* [WHAT IS EXPECTED]:
Lines holding the string "question" are the ones to copy from this listing.

* [Records from a data source]:
■ ■ ■
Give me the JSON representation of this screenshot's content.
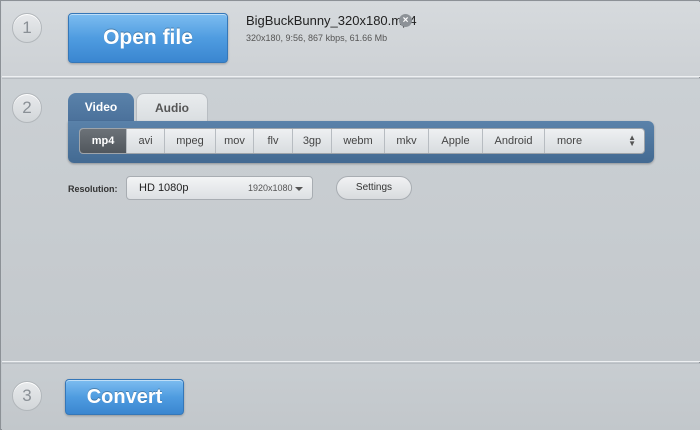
{
  "steps": {
    "step1": "1",
    "step2": "2",
    "step3": "3"
  },
  "open_section": {
    "open_button_label": "Open file",
    "file_name": "BigBuckBunny_320x180.mp4",
    "file_info": "320x180, 9:56, 867 kbps, 61.66 Mb",
    "remove_icon": "close-circle-icon"
  },
  "format_section": {
    "tabs": {
      "video": "Video",
      "audio": "Audio"
    },
    "active_tab": "Video",
    "formats": [
      "mp4",
      "avi",
      "mpeg",
      "mov",
      "flv",
      "3gp",
      "webm",
      "mkv",
      "Apple",
      "Android",
      "more"
    ],
    "selected_format": "mp4",
    "resolution_label": "Resolution:",
    "resolution_value": "HD 1080p",
    "resolution_size": "1920x1080",
    "settings_label": "Settings"
  },
  "convert_section": {
    "convert_button_label": "Convert"
  },
  "colors": {
    "accent_blue": "#4f9ce0",
    "panel_blue": "#4a709a",
    "background": "#c3c8cd"
  }
}
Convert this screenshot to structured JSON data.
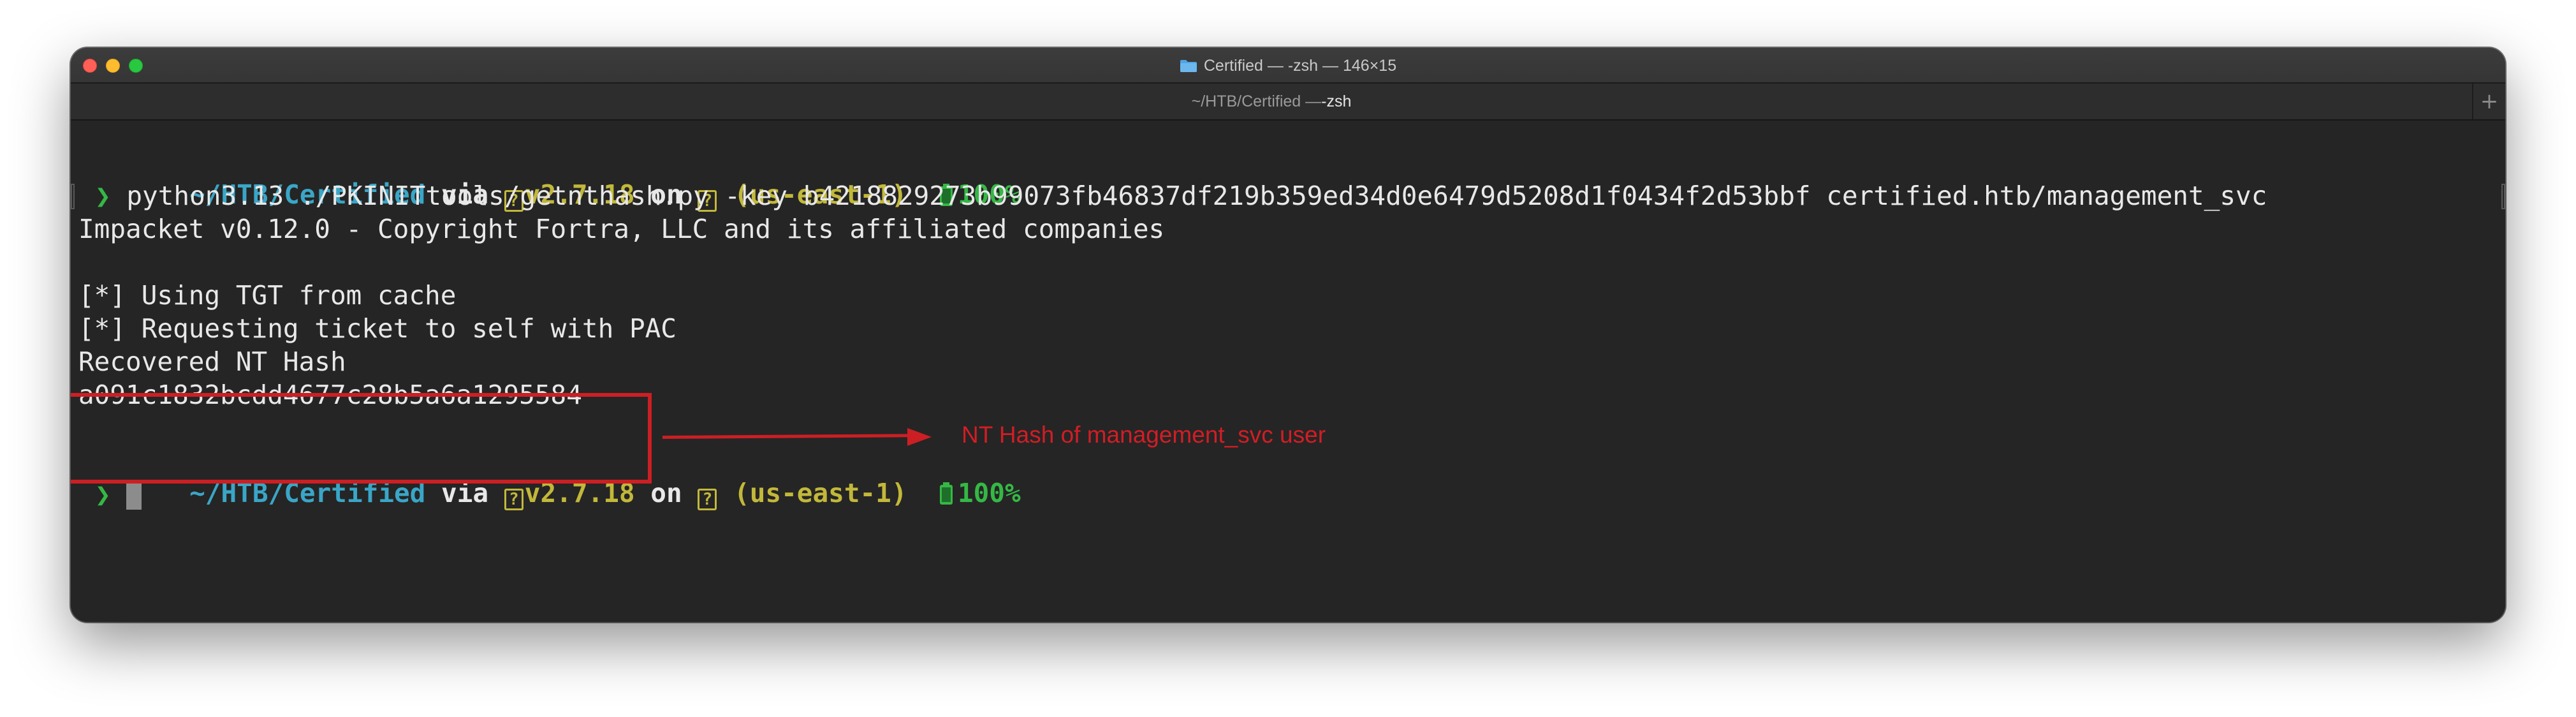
{
  "window": {
    "title": "Certified — -zsh — 146×15",
    "tab_path": "~/HTB/Certified — ",
    "tab_shell": "-zsh",
    "new_tab_label": "+"
  },
  "prompt": {
    "path": "~/HTB/Certified",
    "via": " via ",
    "python_icon": "?",
    "python_version": "v2.7.18",
    "on": " on ",
    "aws_icon": "?",
    "aws_region": " (us-east-1)",
    "battery": "100%",
    "chevron": "❯"
  },
  "output": {
    "command": " python3.13 ./PKINITtools/getnthash.py -key b4218829273b99073fb46837df219b359ed34d0e6479d5208d1f0434f2d53bbf certified.htb/management_svc",
    "impacket": "Impacket v0.12.0 - Copyright Fortra, LLC and its affiliated companies",
    "blank": "",
    "tgt": "[*] Using TGT from cache",
    "pac": "[*] Requesting ticket to self with PAC",
    "recovered": "Recovered NT Hash",
    "hash": "a091c1832bcdd4677c28b5a6a1295584"
  },
  "annotation": {
    "text": "NT Hash of management_svc user"
  },
  "colors": {
    "path": "#3aa6c7",
    "version": "#c2b83a",
    "battery": "#35b845",
    "annotation": "#cc1f24",
    "background": "#252525"
  },
  "icons": {
    "window_title": "folder-icon",
    "battery": "battery-icon",
    "python": "question-box-icon",
    "aws": "question-box-icon"
  }
}
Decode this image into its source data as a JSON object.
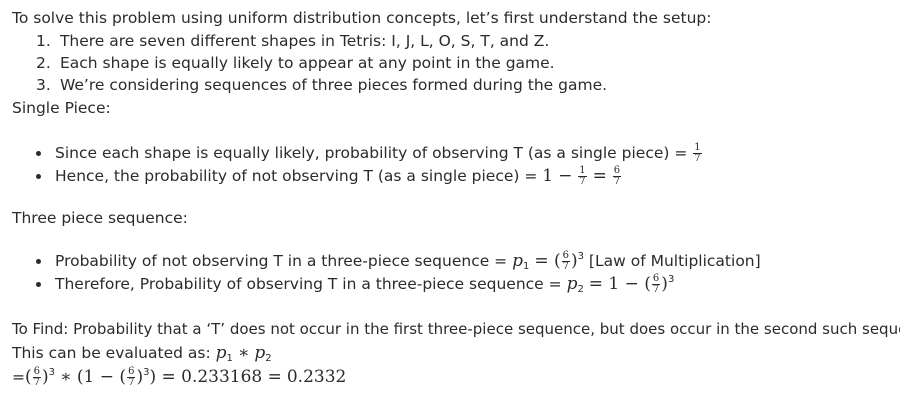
{
  "intro": "To solve this problem using uniform distribution concepts, let’s first understand the setup:",
  "setup": [
    {
      "num": "1.",
      "text": "There are seven different shapes in Tetris: I, J, L, O, S, T, and Z."
    },
    {
      "num": "2.",
      "text": "Each shape is equally likely to appear at any point in the game."
    },
    {
      "num": "3.",
      "text": "We’re considering sequences of three pieces formed during the game."
    }
  ],
  "single_heading": "Single Piece:",
  "single_bullets": {
    "b1_text": "Since each shape is equally likely, probability of observing T (as a single piece) =",
    "b1_frac_num": "1",
    "b1_frac_den": "7",
    "b2_text": "Hence, the probability of not observing T (as a single piece) =",
    "b2_one": "1",
    "b2_minus": "−",
    "b2_frac1_num": "1",
    "b2_frac1_den": "7",
    "b2_eq": "=",
    "b2_frac2_num": "6",
    "b2_frac2_den": "7"
  },
  "three_heading": "Three piece sequence:",
  "three_bullets": {
    "b1_text": "Probability of not observing T in a three-piece sequence =",
    "b1_p": "p",
    "b1_sub": "1",
    "b1_eq": "= (",
    "b1_frac_num": "6",
    "b1_frac_den": "7",
    "b1_close": ")",
    "b1_exp": "3",
    "b1_note": "[Law of Multiplication]",
    "b2_text": "Therefore, Probability of observing T in a three-piece sequence =",
    "b2_p": "p",
    "b2_sub": "2",
    "b2_eq": "= 1 − (",
    "b2_frac_num": "6",
    "b2_frac_den": "7",
    "b2_close": ")",
    "b2_exp": "3"
  },
  "to_find": "To Find: Probability that a ‘T’ does not occur in the first three-piece sequence, but does occur in the second such sequence",
  "evaluated": {
    "text": "This can be evaluated as:",
    "p1": "p",
    "p1_sub": "1",
    "star": "∗",
    "p2": "p",
    "p2_sub": "2"
  },
  "result": {
    "eq": "=",
    "open": "(",
    "frac_num": "6",
    "frac_den": "7",
    "close": ")",
    "exp": "3",
    "star": "∗ (1 − (",
    "frac2_num": "6",
    "frac2_den": "7",
    "close2": ")",
    "exp2": "3",
    "tail": ") = 0.233168 =",
    "final": "0.2332"
  }
}
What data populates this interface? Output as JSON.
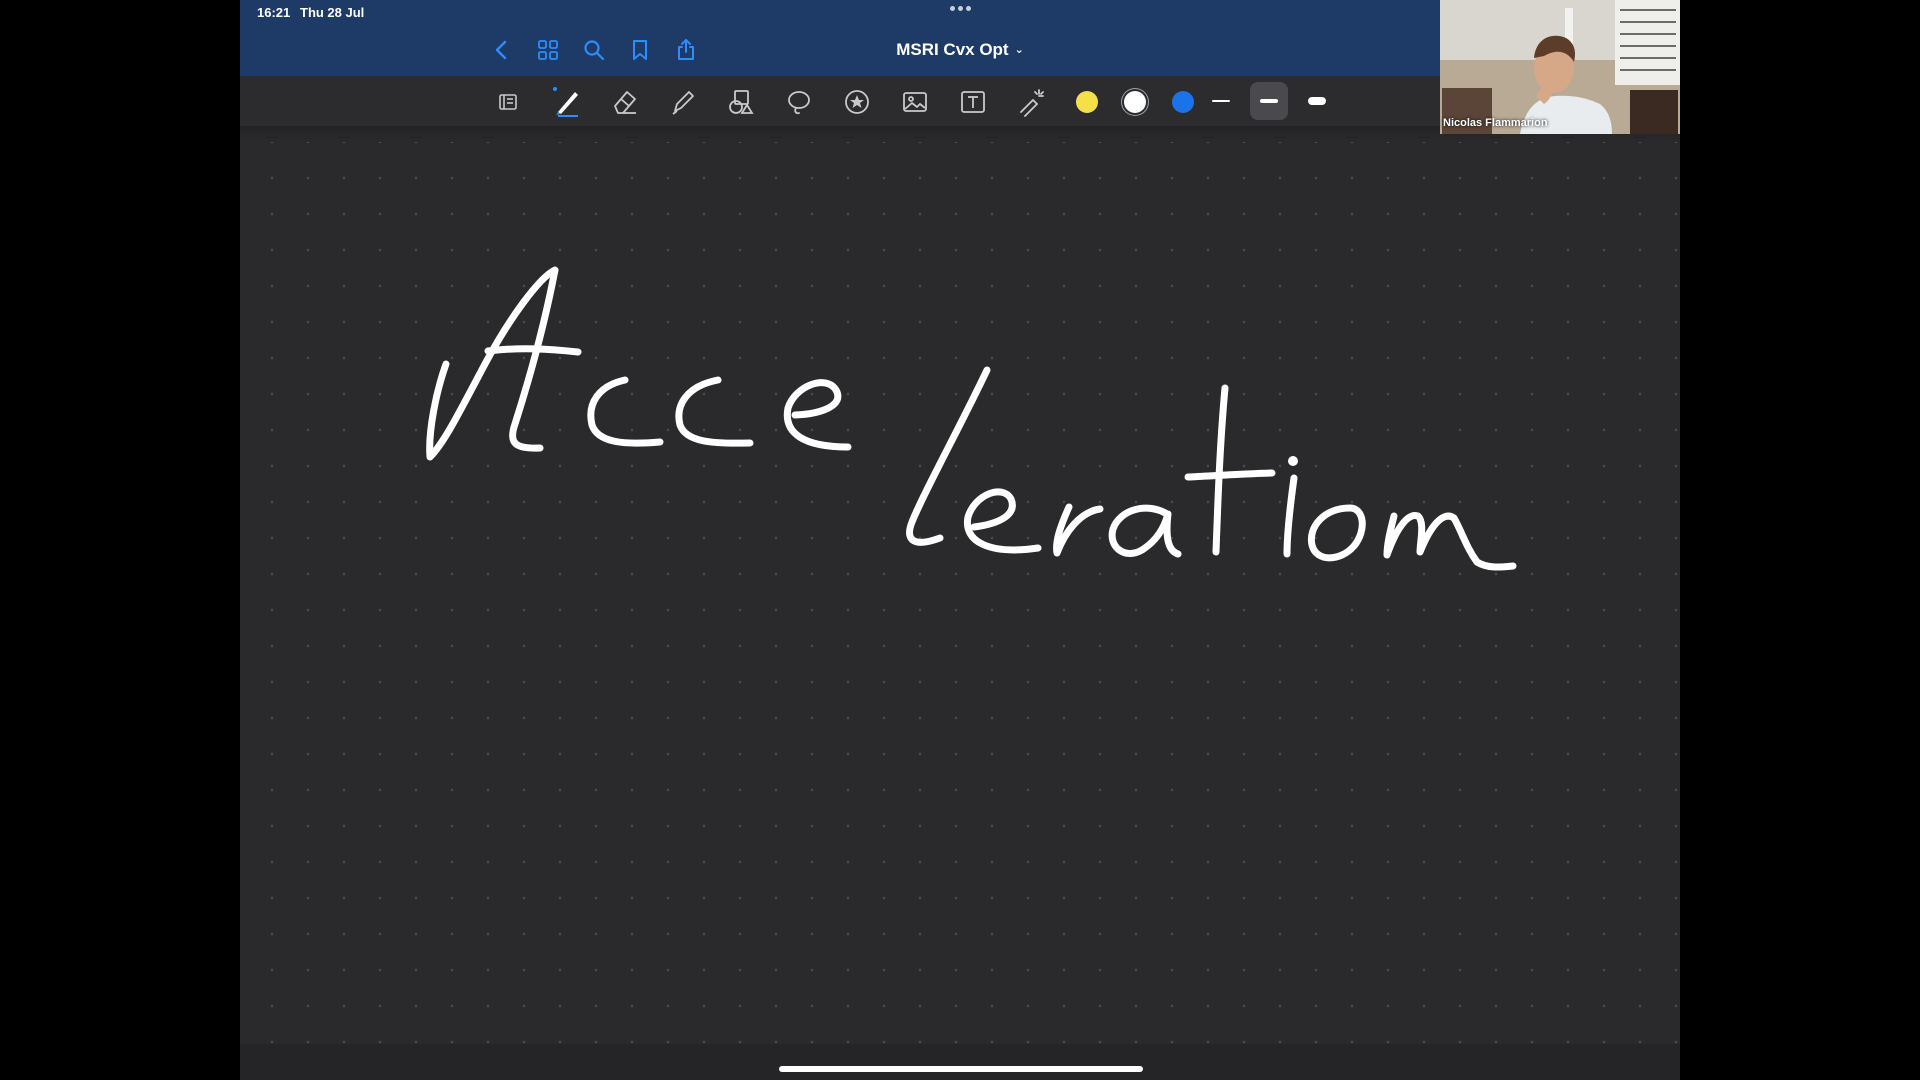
{
  "status": {
    "time": "16:21",
    "date": "Thu 28 Jul"
  },
  "nav": {
    "title": "MSRI Cvx Opt",
    "icons": [
      "back-icon",
      "grid-icon",
      "search-icon",
      "bookmark-icon",
      "share-icon"
    ]
  },
  "toolbar": {
    "tools": [
      "page-tool-icon",
      "pen-icon",
      "eraser-icon",
      "highlighter-icon",
      "shapes-icon",
      "lasso-icon",
      "sticker-icon",
      "image-icon",
      "text-box-icon",
      "laser-pointer-icon"
    ],
    "selected_tool": "pen",
    "colors": [
      "#f5e04a",
      "#ffffff",
      "#1a73e8"
    ],
    "selected_color": "#ffffff",
    "stroke_widths": [
      "thin",
      "medium",
      "thick"
    ],
    "selected_stroke": "medium"
  },
  "canvas": {
    "handwriting": "Acceleration",
    "ink_color": "#ffffff"
  },
  "video": {
    "participant_name": "Nicolas Flammarion"
  }
}
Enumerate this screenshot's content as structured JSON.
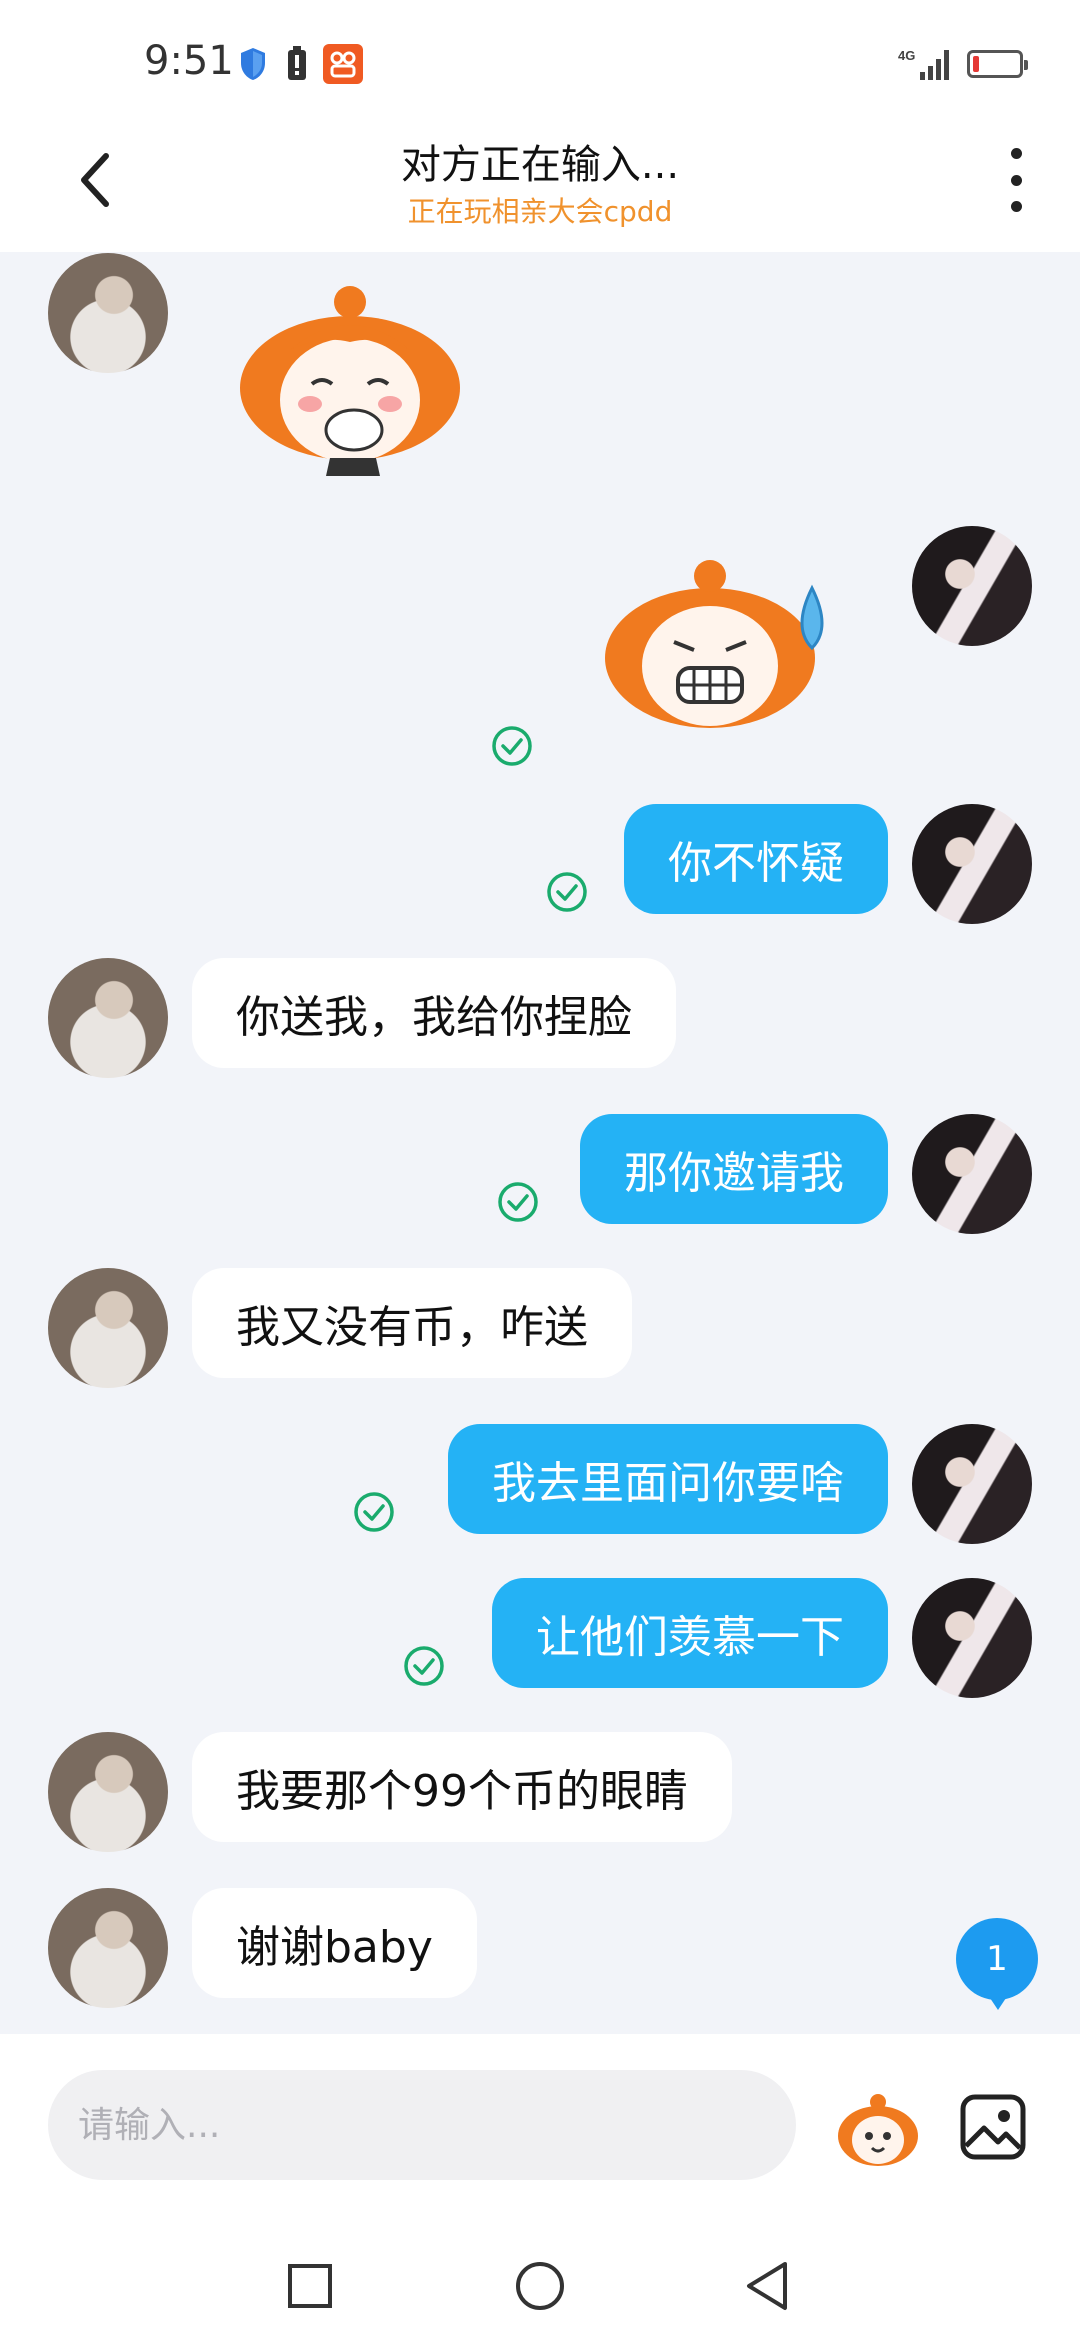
{
  "status_bar": {
    "time": "9:51",
    "network": "4G",
    "icons": [
      "shield-icon",
      "battery-alert-icon",
      "app-notification-icon",
      "signal-icon",
      "battery-icon"
    ]
  },
  "header": {
    "title": "对方正在输入...",
    "subtitle": "正在玩相亲大会cpdd",
    "back_icon": "chevron-left-icon",
    "more_icon": "more-vertical-icon"
  },
  "messages": [
    {
      "from": "other",
      "type": "sticker",
      "sticker": "orange-hair-girl-covering-mouth"
    },
    {
      "from": "me",
      "type": "sticker",
      "sticker": "orange-hair-girl-sweating-grimace",
      "read": true
    },
    {
      "from": "me",
      "type": "text",
      "text": "你不怀疑",
      "read": true
    },
    {
      "from": "other",
      "type": "text",
      "text": "你送我，我给你捏脸"
    },
    {
      "from": "me",
      "type": "text",
      "text": "那你邀请我",
      "read": true
    },
    {
      "from": "other",
      "type": "text",
      "text": "我又没有币，咋送"
    },
    {
      "from": "me",
      "type": "text",
      "text": "我去里面问你要啥",
      "read": true
    },
    {
      "from": "me",
      "type": "text",
      "text": "让他们羡慕一下",
      "read": true
    },
    {
      "from": "other",
      "type": "text",
      "text": "我要那个99个币的眼睛"
    },
    {
      "from": "other",
      "type": "text",
      "text": "谢谢baby"
    }
  ],
  "unread_badge": "1",
  "input": {
    "placeholder": "请输入...",
    "value": "",
    "emoji_icon": "mascot-emoji-icon",
    "image_icon": "image-icon"
  },
  "nav_bar": [
    "recents-square-icon",
    "home-circle-icon",
    "back-triangle-icon"
  ],
  "colors": {
    "accent": "#24b2f5",
    "subtitle": "#f0922d",
    "read_check": "#1aab6d",
    "background": "#f2f4f9"
  }
}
■ ■ ■
* [OUTPUT OF THE TASK]:
    "python": "question-box-icon",
    "aws": "question-box-icon"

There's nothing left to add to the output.